**Written task:** In the forum thread on the Java Snippet node, which error message appears when the import fails because both molecule columns are strings?

**Excerpted text:**
And the more Kafka-esque problem, "checking column types:"
i still don’t understand what you’re trying to do here. If you’re using the Java Snippet node, you can add a variable to represent an input and once you’ve added that variable - you know the column type (e.g a string data type column is represented by a String class instance, RDKIT molecule - an ROMol class instance, etc etc.) So i’m confused as to where, and for what reason, you’re wanting to figure out a column type but are being stymied… ?

jenniferh · May 13, 2019, 9:14am

@quaeler
Thanks for the long response and clarifications about “Empty” and Missing.

RWMol : In case I have an RDKit column and use it in the snippet, it works fine. But as soon as I do not have this column the import does not work, i.e. for the case where both molecule columns are strings. (Erro: The import org.RDKit cannot be resolved)
Sorry my java knowledge comes down to one lecture about oop two years ago…

As for the Kafka-esque problem:

So in general I need a way to figure out if one of the Molecule columns I have will result in a failure of the RDKit node because there is no Molecule column present. The reason is that I want to generate a Metanode which will be used by our group and the users should not need to manually change it to ensure that they can use the link to update their node.
So my go at an “easy” solution was to either

check if a column is empty --> then I know that there is no Molecule in the column and thus I would have to skip the RDKit to Molecule node since it fails if I do not have a molecule column
–> since I now know that there is an isMissing() function I do have a nice and short alternative to my workflow.
check if the molecule column has type string --> then I know as well that I cannot cast the column to an sdf cell via the RDKit to Molecule node.

Hope that makes it a bit less Kafka-esque?

Thanks for the help!

quaeler · May 13, 2019, 3:09pm

Thanks for the further insights!

RWMol: it’s true, were you wanting to use the RWMol class in some intermediary code but ultimately not inputting and also not outputting an RDKit Molecule column, the onus would be on you to hunt down that jar file and specify it to the node in Additional Libraries (and woe be unto the person not versed in the arcane to find that jar.)
A nice improvement to the Java Snippet node would be to have an Eclipse-like “i know about all of these classes, start typing and i’ll find the class and then import its containing jar.”
In your case though, it seems like you’ll be outputting an RDKit Molecule column and so the J.S node should take care of putting that jar on the classpath for you.

Kafka: Ok, now i think i’ve got it… maybe. Were i to phrase it, i would say

there is an incoming data table which has a String column; this String column may be empty, might be missing, or might have valid SMILES (or might have invalid SMILES.) If it is neither empty or missing, you want to create an RDKit Molecule representation out of it.

(You wrote “sdf” above, but in the workflow you provided, the Table Creator nodes’ contents are SMILES; so i wrote SMILES here.)

**Dataset extract:**
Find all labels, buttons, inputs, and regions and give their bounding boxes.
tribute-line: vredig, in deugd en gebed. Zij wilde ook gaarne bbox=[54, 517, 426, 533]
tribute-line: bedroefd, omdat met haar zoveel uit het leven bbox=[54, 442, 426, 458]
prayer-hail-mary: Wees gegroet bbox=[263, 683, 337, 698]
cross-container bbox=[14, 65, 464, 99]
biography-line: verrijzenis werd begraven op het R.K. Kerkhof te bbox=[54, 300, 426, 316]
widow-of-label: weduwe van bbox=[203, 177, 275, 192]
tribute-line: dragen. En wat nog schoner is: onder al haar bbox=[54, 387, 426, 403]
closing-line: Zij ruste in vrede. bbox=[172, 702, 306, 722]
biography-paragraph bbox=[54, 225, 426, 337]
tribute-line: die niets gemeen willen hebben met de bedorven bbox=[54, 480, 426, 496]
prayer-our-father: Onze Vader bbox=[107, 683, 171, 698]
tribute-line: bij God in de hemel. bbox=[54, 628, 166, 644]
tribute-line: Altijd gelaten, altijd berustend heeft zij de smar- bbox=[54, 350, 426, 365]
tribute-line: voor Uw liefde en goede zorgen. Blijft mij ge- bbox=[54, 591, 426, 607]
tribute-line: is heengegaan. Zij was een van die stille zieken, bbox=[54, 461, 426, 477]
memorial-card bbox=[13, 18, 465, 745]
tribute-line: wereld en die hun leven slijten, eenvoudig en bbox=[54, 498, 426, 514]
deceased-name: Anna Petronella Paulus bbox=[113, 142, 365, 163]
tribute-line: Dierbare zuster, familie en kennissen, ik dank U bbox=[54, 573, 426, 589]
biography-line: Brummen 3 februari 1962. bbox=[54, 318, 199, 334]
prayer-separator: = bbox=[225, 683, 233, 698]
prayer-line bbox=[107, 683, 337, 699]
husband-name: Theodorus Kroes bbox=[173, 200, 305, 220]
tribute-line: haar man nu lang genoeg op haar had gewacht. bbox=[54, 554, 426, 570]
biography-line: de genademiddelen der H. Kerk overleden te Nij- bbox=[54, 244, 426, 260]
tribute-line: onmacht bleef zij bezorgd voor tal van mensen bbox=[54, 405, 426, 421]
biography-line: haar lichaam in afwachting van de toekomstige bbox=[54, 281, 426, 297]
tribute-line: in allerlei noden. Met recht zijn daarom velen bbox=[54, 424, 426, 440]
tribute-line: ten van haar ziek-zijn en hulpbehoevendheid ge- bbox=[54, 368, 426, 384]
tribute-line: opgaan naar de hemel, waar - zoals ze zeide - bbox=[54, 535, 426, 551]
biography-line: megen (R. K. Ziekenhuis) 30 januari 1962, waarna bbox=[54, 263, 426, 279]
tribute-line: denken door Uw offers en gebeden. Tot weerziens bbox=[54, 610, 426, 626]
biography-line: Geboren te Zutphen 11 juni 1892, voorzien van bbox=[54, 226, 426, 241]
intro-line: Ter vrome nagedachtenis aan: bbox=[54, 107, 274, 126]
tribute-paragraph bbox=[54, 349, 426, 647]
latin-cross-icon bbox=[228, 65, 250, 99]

**Answer below:** The import org.RDKit cannot be resolved